[Dataset records]
** START **

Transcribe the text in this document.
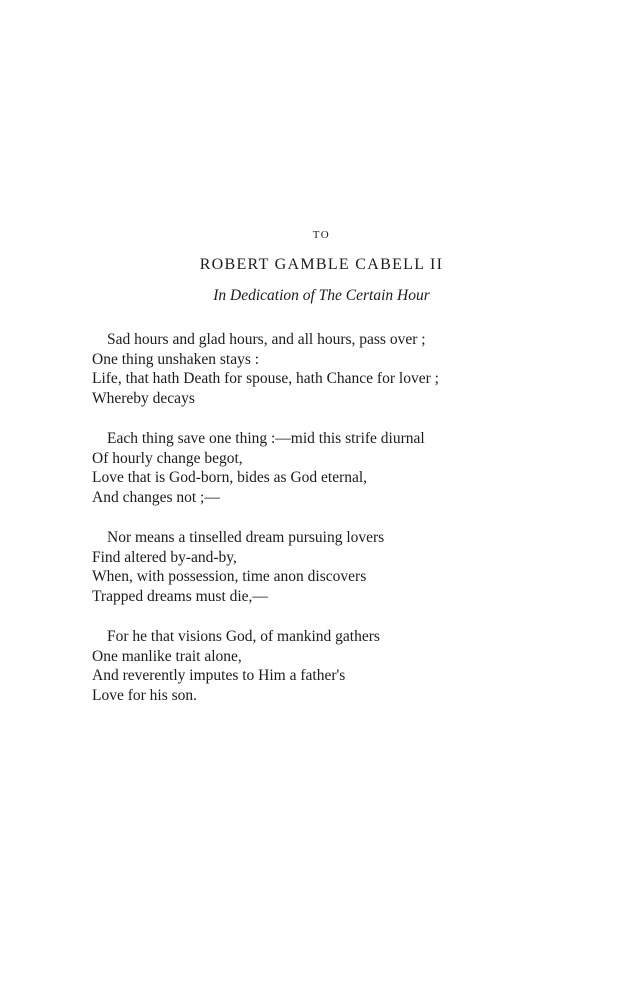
TO
ROBERT GAMBLE CABELL II
In Dedication of The Certain Hour
Sad hours and glad hours, and all hours, pass over ;
One thing unshaken stays :
Life, that hath Death for spouse, hath Chance for lover ;
Whereby decays
Each thing save one thing :—mid this strife diurnal
Of hourly change begot,
Love that is God-born, bides as God eternal,
And changes not ;—
Nor means a tinselled dream pursuing lovers
Find altered by-and-by,
When, with possession, time anon discovers
Trapped dreams must die,—
For he that visions God, of mankind gathers
One manlike trait alone,
And reverently imputes to Him a father's
Love for his son.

** END **

# Set task
Transcribe the material as is, with images omitted.

# Exercise answer
Transcribe the text in this document.
TO
ROBERT GAMBLE CABELL II
In Dedication of The Certain Hour
Sad hours and glad hours, and all hours, pass over ;
One thing unshaken stays :
Life, that hath Death for spouse, hath Chance for lover ;
Whereby decays
Each thing save one thing :—mid this strife diurnal
Of hourly change begot,
Love that is God-born, bides as God eternal,
And changes not ;—
Nor means a tinselled dream pursuing lovers
Find altered by-and-by,
When, with possession, time anon discovers
Trapped dreams must die,—
For he that visions God, of mankind gathers
One manlike trait alone,
And reverently imputes to Him a father's
Love for his son.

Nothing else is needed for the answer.